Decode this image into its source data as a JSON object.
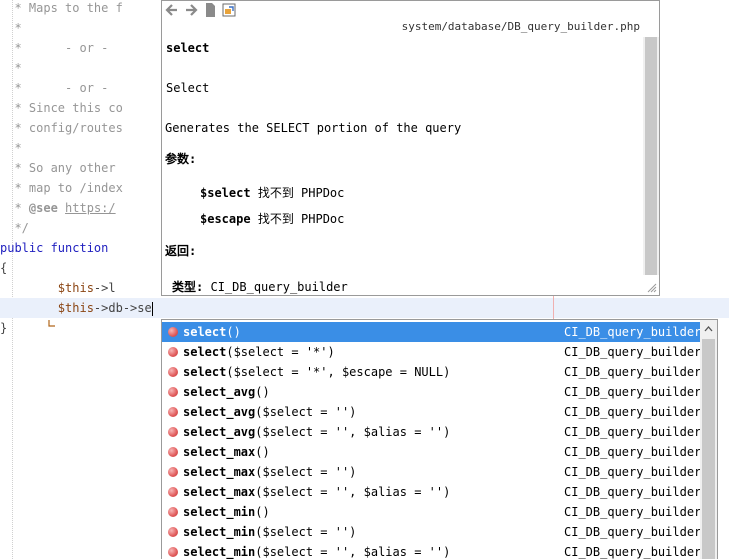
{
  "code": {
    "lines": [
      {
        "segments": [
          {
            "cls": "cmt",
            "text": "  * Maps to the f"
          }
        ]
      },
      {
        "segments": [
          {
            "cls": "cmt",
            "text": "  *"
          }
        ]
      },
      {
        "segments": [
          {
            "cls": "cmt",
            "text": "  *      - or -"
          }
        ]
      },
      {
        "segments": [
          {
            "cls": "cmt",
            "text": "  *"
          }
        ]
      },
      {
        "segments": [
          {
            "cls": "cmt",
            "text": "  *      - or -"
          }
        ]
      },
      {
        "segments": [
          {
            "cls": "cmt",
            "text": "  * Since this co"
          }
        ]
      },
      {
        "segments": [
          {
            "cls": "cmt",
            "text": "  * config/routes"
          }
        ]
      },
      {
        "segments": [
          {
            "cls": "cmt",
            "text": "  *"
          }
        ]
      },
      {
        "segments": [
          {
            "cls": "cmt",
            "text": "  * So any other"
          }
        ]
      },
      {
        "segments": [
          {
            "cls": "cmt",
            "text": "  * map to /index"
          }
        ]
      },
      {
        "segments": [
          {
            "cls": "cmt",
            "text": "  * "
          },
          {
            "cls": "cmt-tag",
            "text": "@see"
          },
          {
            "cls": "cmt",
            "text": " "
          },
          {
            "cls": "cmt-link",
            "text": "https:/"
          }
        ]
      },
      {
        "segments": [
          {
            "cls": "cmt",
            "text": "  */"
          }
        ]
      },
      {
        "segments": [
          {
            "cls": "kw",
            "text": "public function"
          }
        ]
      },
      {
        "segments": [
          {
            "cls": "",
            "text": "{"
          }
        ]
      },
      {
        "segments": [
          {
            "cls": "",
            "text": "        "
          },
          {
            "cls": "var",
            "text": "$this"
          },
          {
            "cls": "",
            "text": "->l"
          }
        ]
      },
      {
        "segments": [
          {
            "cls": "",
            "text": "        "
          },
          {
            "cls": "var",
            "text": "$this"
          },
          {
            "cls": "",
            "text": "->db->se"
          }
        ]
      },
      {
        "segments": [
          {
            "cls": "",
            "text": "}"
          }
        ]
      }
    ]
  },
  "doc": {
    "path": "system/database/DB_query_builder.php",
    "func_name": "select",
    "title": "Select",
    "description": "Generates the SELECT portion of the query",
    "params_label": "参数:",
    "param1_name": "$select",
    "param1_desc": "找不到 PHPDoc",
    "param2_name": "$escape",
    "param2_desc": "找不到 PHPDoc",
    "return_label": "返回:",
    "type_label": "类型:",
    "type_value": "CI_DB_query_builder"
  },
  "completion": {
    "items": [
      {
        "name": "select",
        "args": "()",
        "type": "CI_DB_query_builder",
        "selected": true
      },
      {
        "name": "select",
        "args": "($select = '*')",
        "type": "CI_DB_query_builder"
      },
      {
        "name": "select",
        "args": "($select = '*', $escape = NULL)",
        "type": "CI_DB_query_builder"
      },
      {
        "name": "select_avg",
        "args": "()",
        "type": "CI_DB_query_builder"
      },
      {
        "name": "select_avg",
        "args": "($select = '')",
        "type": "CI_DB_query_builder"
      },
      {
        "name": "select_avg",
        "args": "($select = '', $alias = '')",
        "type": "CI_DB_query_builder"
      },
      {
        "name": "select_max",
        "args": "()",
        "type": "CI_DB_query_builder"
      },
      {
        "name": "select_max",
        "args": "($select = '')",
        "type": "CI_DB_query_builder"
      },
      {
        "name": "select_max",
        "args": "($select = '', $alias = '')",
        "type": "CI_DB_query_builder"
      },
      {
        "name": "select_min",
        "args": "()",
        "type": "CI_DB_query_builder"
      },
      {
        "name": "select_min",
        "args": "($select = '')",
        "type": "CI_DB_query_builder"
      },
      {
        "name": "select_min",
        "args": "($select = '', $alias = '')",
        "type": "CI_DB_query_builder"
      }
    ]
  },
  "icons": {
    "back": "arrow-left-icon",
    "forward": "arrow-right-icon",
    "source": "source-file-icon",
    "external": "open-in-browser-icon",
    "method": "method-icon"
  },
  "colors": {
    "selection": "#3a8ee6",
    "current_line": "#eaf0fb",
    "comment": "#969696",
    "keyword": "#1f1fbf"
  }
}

== == ==

WHAT IS EXPECTED | Transcribe all the data word for word; the images stay out.

THE ANSWER |
Decode this image into its source data as a JSON object.
{
  "code": {
    "lines": [
      {
        "segments": [
          {
            "cls": "cmt",
            "text": "  * Maps to the f"
          }
        ]
      },
      {
        "segments": [
          {
            "cls": "cmt",
            "text": "  *"
          }
        ]
      },
      {
        "segments": [
          {
            "cls": "cmt",
            "text": "  *      - or -"
          }
        ]
      },
      {
        "segments": [
          {
            "cls": "cmt",
            "text": "  *"
          }
        ]
      },
      {
        "segments": [
          {
            "cls": "cmt",
            "text": "  *      - or -"
          }
        ]
      },
      {
        "segments": [
          {
            "cls": "cmt",
            "text": "  * Since this co"
          }
        ]
      },
      {
        "segments": [
          {
            "cls": "cmt",
            "text": "  * config/routes"
          }
        ]
      },
      {
        "segments": [
          {
            "cls": "cmt",
            "text": "  *"
          }
        ]
      },
      {
        "segments": [
          {
            "cls": "cmt",
            "text": "  * So any other"
          }
        ]
      },
      {
        "segments": [
          {
            "cls": "cmt",
            "text": "  * map to /index"
          }
        ]
      },
      {
        "segments": [
          {
            "cls": "cmt",
            "text": "  * "
          },
          {
            "cls": "cmt-tag",
            "text": "@see"
          },
          {
            "cls": "cmt",
            "text": " "
          },
          {
            "cls": "cmt-link",
            "text": "https:/"
          }
        ]
      },
      {
        "segments": [
          {
            "cls": "cmt",
            "text": "  */"
          }
        ]
      },
      {
        "segments": [
          {
            "cls": "kw",
            "text": "public function"
          }
        ]
      },
      {
        "segments": [
          {
            "cls": "",
            "text": "{"
          }
        ]
      },
      {
        "segments": [
          {
            "cls": "",
            "text": "        "
          },
          {
            "cls": "var",
            "text": "$this"
          },
          {
            "cls": "",
            "text": "->l"
          }
        ]
      },
      {
        "segments": [
          {
            "cls": "",
            "text": "        "
          },
          {
            "cls": "var",
            "text": "$this"
          },
          {
            "cls": "",
            "text": "->db->se"
          }
        ]
      },
      {
        "segments": [
          {
            "cls": "",
            "text": "}"
          }
        ]
      }
    ]
  },
  "doc": {
    "path": "system/database/DB_query_builder.php",
    "func_name": "select",
    "title": "Select",
    "description": "Generates the SELECT portion of the query",
    "params_label": "参数:",
    "param1_name": "$select",
    "param1_desc": "找不到 PHPDoc",
    "param2_name": "$escape",
    "param2_desc": "找不到 PHPDoc",
    "return_label": "返回:",
    "type_label": "类型:",
    "type_value": "CI_DB_query_builder"
  },
  "completion": {
    "items": [
      {
        "name": "select",
        "args": "()",
        "type": "CI_DB_query_builder",
        "selected": true
      },
      {
        "name": "select",
        "args": "($select = '*')",
        "type": "CI_DB_query_builder"
      },
      {
        "name": "select",
        "args": "($select = '*', $escape = NULL)",
        "type": "CI_DB_query_builder"
      },
      {
        "name": "select_avg",
        "args": "()",
        "type": "CI_DB_query_builder"
      },
      {
        "name": "select_avg",
        "args": "($select = '')",
        "type": "CI_DB_query_builder"
      },
      {
        "name": "select_avg",
        "args": "($select = '', $alias = '')",
        "type": "CI_DB_query_builder"
      },
      {
        "name": "select_max",
        "args": "()",
        "type": "CI_DB_query_builder"
      },
      {
        "name": "select_max",
        "args": "($select = '')",
        "type": "CI_DB_query_builder"
      },
      {
        "name": "select_max",
        "args": "($select = '', $alias = '')",
        "type": "CI_DB_query_builder"
      },
      {
        "name": "select_min",
        "args": "()",
        "type": "CI_DB_query_builder"
      },
      {
        "name": "select_min",
        "args": "($select = '')",
        "type": "CI_DB_query_builder"
      },
      {
        "name": "select_min",
        "args": "($select = '', $alias = '')",
        "type": "CI_DB_query_builder"
      }
    ]
  },
  "icons": {
    "back": "arrow-left-icon",
    "forward": "arrow-right-icon",
    "source": "source-file-icon",
    "external": "open-in-browser-icon",
    "method": "method-icon"
  },
  "colors": {
    "selection": "#3a8ee6",
    "current_line": "#eaf0fb",
    "comment": "#969696",
    "keyword": "#1f1fbf"
  }
}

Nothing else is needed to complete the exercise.